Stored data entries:

---*---

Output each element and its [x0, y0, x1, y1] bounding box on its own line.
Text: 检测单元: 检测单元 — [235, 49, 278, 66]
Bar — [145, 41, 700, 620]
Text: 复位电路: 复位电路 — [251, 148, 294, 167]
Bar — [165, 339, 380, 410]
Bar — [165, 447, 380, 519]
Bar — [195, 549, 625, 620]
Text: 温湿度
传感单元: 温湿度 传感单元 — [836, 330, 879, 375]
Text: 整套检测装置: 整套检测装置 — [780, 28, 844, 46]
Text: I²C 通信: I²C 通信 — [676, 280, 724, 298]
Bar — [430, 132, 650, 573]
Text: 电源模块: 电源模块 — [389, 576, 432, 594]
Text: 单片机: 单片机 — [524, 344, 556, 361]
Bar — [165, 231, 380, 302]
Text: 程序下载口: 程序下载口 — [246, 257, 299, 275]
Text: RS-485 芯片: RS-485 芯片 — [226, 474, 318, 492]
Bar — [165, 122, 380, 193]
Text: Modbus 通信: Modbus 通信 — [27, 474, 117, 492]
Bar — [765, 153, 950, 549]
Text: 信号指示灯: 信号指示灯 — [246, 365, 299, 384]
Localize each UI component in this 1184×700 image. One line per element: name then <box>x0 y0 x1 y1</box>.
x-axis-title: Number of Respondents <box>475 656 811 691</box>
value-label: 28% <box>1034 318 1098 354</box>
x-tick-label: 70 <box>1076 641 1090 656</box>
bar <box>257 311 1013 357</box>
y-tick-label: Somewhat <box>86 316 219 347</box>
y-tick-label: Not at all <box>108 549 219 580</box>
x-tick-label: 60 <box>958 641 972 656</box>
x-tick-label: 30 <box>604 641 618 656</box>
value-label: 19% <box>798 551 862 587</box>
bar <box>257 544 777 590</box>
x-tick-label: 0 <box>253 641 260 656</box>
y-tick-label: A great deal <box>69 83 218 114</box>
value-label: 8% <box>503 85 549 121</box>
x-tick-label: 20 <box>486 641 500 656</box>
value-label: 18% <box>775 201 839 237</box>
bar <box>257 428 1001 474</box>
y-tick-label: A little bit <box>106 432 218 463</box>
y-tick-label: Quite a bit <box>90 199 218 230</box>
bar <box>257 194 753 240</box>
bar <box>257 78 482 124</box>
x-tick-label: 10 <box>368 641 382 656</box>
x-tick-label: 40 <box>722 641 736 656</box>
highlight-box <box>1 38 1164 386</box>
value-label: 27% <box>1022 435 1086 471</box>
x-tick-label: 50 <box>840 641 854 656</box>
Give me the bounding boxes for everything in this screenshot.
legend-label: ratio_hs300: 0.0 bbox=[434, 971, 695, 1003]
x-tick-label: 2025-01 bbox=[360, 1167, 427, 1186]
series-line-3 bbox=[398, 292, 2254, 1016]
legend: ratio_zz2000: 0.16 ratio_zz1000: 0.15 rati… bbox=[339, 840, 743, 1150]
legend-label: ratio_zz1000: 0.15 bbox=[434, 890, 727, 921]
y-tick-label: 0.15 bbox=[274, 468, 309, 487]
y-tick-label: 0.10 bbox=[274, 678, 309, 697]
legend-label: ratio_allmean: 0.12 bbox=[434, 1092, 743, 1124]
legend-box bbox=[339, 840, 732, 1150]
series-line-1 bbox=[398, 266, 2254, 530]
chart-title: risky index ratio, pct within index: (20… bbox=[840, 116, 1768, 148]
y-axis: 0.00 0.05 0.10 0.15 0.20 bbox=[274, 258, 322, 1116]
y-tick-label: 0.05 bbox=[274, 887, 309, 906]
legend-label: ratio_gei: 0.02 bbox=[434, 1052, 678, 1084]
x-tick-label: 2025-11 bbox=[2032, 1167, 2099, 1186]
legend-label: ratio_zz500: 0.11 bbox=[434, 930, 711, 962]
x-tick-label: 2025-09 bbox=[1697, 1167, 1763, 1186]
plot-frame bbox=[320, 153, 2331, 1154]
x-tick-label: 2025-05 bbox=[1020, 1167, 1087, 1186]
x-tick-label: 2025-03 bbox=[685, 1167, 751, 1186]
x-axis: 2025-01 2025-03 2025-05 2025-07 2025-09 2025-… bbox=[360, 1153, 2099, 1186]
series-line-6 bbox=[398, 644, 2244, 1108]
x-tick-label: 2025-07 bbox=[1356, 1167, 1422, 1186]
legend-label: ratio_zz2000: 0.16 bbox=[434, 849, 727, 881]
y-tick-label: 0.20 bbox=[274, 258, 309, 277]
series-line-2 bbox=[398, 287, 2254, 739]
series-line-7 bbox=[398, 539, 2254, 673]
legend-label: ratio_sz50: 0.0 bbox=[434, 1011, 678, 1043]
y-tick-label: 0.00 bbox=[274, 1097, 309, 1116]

---*---

### What this task involves
Can you rewrite the entire listing above so that every "legend-label" reads "legend-entry" and everything else stays the same?

### Response to this exercise
Output each element and its [x0, y0, x1, y1] bounding box on its own line.
Text: 检测单元: 检测单元 — [235, 49, 278, 66]
Bar — [145, 41, 700, 620]
Text: 复位电路: 复位电路 — [251, 148, 294, 167]
Bar — [165, 339, 380, 410]
Bar — [165, 447, 380, 519]
Bar — [195, 549, 625, 620]
Text: 温湿度
传感单元: 温湿度 传感单元 — [836, 330, 879, 375]
Text: 整套检测装置: 整套检测装置 — [780, 28, 844, 46]
Text: I²C 通信: I²C 通信 — [676, 280, 724, 298]
Bar — [430, 132, 650, 573]
Text: 电源模块: 电源模块 — [389, 576, 432, 594]
Text: 单片机: 单片机 — [524, 344, 556, 361]
Bar — [165, 231, 380, 302]
Text: 程序下载口: 程序下载口 — [246, 257, 299, 275]
Text: RS-485 芯片: RS-485 芯片 — [226, 474, 318, 492]
Bar — [165, 122, 380, 193]
Text: Modbus 通信: Modbus 通信 — [27, 474, 117, 492]
Bar — [765, 153, 950, 549]
Text: 信号指示灯: 信号指示灯 — [246, 365, 299, 384]
Localize each UI component in this 1184×700 image. One line per element: name then <box>x0 y0 x1 y1</box>.
x-axis-title: Number of Respondents <box>475 656 811 691</box>
value-label: 28% <box>1034 318 1098 354</box>
x-tick-label: 70 <box>1076 641 1090 656</box>
bar <box>257 311 1013 357</box>
y-tick-label: Somewhat <box>86 316 219 347</box>
y-tick-label: Not at all <box>108 549 219 580</box>
x-tick-label: 60 <box>958 641 972 656</box>
x-tick-label: 30 <box>604 641 618 656</box>
value-label: 19% <box>798 551 862 587</box>
bar <box>257 544 777 590</box>
x-tick-label: 0 <box>253 641 260 656</box>
y-tick-label: A great deal <box>69 83 218 114</box>
value-label: 8% <box>503 85 549 121</box>
x-tick-label: 20 <box>486 641 500 656</box>
value-label: 18% <box>775 201 839 237</box>
bar <box>257 428 1001 474</box>
y-tick-label: A little bit <box>106 432 218 463</box>
y-tick-label: Quite a bit <box>90 199 218 230</box>
bar <box>257 194 753 240</box>
bar <box>257 78 482 124</box>
x-tick-label: 10 <box>368 641 382 656</box>
x-tick-label: 40 <box>722 641 736 656</box>
highlight-box <box>1 38 1164 386</box>
value-label: 27% <box>1022 435 1086 471</box>
x-tick-label: 50 <box>840 641 854 656</box>
Give me the bounding boxes for everything in this screenshot.
legend-entry: ratio_hs300: 0.0 bbox=[434, 971, 695, 1003]
x-tick-label: 2025-01 bbox=[360, 1167, 427, 1186]
series-line-3 bbox=[398, 292, 2254, 1016]
legend: ratio_zz2000: 0.16 ratio_zz1000: 0.15 rati… bbox=[339, 840, 743, 1150]
legend-entry: ratio_zz1000: 0.15 bbox=[434, 890, 727, 921]
y-tick-label: 0.15 bbox=[274, 468, 309, 487]
y-tick-label: 0.10 bbox=[274, 678, 309, 697]
legend-entry: ratio_allmean: 0.12 bbox=[434, 1092, 743, 1124]
legend-box bbox=[339, 840, 732, 1150]
series-line-1 bbox=[398, 266, 2254, 530]
chart-title: risky index ratio, pct within index: (20… bbox=[840, 116, 1768, 148]
y-axis: 0.00 0.05 0.10 0.15 0.20 bbox=[274, 258, 322, 1116]
y-tick-label: 0.05 bbox=[274, 887, 309, 906]
legend-entry: ratio_gei: 0.02 bbox=[434, 1052, 678, 1084]
x-tick-label: 2025-11 bbox=[2032, 1167, 2099, 1186]
legend-entry: ratio_zz500: 0.11 bbox=[434, 930, 711, 962]
x-tick-label: 2025-09 bbox=[1697, 1167, 1763, 1186]
plot-frame bbox=[320, 153, 2331, 1154]
x-tick-label: 2025-05 bbox=[1020, 1167, 1087, 1186]
x-tick-label: 2025-03 bbox=[685, 1167, 751, 1186]
x-axis: 2025-01 2025-03 2025-05 2025-07 2025-09 2025-… bbox=[360, 1153, 2099, 1186]
series-line-6 bbox=[398, 644, 2244, 1108]
x-tick-label: 2025-07 bbox=[1356, 1167, 1422, 1186]
legend-entry: ratio_zz2000: 0.16 bbox=[434, 849, 727, 881]
y-tick-label: 0.20 bbox=[274, 258, 309, 277]
series-line-2 bbox=[398, 287, 2254, 739]
series-line-7 bbox=[398, 539, 2254, 673]
legend-entry: ratio_sz50: 0.0 bbox=[434, 1011, 678, 1043]
y-tick-label: 0.00 bbox=[274, 1097, 309, 1116]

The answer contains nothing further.